Begin DATA EXCERPTS

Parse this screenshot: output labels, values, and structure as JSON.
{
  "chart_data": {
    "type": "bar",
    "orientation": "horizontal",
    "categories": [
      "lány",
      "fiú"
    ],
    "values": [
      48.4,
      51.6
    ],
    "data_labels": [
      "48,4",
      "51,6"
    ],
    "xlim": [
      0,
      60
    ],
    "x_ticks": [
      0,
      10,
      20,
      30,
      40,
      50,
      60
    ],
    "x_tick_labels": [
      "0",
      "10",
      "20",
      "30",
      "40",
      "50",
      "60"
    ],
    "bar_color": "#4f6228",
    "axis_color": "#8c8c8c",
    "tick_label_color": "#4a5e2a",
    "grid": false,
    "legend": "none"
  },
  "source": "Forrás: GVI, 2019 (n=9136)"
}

End DATA EXCERPTS
Begin DATA EXCERPTS

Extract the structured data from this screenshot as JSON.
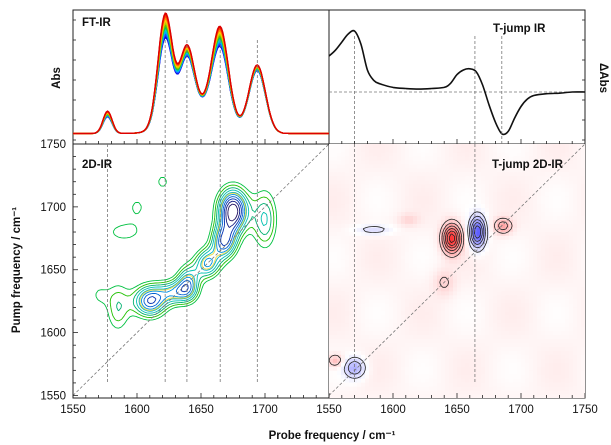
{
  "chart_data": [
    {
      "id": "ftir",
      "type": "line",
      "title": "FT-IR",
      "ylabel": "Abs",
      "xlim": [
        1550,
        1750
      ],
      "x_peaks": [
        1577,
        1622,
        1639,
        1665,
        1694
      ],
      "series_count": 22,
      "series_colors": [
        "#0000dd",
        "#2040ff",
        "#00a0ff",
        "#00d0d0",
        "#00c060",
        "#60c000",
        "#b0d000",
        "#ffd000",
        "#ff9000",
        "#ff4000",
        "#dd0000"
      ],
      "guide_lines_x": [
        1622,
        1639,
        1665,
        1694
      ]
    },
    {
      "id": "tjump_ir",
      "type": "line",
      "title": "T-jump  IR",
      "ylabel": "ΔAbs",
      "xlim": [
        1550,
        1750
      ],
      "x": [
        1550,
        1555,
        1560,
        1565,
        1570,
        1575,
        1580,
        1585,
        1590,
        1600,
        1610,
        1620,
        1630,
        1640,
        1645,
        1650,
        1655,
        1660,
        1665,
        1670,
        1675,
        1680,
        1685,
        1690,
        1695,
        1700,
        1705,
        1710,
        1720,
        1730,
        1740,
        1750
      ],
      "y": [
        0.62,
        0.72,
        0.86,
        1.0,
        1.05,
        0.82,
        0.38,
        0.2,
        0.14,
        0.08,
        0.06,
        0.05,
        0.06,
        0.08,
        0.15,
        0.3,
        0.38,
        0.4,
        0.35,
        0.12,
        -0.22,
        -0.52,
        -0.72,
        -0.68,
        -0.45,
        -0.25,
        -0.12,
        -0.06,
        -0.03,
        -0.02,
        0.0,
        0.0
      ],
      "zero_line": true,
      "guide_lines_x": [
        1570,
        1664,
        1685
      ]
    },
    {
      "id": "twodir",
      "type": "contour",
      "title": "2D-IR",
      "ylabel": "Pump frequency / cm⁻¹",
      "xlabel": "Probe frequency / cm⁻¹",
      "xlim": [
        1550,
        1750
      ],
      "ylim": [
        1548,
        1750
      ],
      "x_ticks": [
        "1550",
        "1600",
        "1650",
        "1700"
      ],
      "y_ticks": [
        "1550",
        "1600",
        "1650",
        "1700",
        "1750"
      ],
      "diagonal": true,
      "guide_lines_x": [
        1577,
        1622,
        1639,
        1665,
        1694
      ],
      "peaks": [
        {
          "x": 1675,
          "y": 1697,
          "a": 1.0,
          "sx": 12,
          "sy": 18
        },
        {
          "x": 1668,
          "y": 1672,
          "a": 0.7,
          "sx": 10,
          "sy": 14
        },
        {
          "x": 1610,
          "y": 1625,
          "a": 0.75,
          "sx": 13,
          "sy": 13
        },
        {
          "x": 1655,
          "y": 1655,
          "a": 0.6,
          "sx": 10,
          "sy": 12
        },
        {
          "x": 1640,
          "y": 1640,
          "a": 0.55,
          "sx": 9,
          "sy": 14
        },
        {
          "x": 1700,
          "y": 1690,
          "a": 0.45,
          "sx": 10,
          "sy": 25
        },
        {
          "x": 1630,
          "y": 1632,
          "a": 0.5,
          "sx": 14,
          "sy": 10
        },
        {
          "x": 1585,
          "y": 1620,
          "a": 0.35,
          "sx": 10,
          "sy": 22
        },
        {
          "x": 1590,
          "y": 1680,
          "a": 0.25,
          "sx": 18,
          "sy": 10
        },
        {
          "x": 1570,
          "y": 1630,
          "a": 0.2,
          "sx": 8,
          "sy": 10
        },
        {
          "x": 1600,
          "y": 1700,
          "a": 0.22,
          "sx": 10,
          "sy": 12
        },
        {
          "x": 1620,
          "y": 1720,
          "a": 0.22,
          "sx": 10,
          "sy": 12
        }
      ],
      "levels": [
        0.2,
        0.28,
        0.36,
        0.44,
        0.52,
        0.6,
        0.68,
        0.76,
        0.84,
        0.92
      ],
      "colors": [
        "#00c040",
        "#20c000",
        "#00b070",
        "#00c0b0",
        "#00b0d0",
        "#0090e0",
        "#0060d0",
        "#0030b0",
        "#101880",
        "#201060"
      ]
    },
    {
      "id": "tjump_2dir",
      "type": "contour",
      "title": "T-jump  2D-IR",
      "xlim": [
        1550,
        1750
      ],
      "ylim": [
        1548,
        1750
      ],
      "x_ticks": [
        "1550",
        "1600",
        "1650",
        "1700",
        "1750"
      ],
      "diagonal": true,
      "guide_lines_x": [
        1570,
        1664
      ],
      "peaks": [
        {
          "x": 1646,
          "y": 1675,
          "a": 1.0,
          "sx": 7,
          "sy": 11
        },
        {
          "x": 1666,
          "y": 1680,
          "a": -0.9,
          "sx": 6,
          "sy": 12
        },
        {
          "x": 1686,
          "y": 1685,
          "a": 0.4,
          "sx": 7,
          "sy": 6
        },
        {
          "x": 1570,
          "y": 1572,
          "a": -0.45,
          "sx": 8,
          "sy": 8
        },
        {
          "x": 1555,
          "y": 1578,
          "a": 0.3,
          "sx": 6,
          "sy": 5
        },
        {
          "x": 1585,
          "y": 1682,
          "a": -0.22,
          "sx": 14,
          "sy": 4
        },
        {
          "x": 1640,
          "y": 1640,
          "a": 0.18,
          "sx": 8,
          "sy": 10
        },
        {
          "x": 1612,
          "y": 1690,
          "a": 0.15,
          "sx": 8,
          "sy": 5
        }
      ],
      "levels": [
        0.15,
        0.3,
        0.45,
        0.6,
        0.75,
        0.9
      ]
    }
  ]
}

End DATA EXCERPTS

TASK TO CARRY OUT
Read the entries and select each line where the word "values" is found.

RESPONSE
Parse this screenshot: output labels, values, and structure as JSON.
    "values": [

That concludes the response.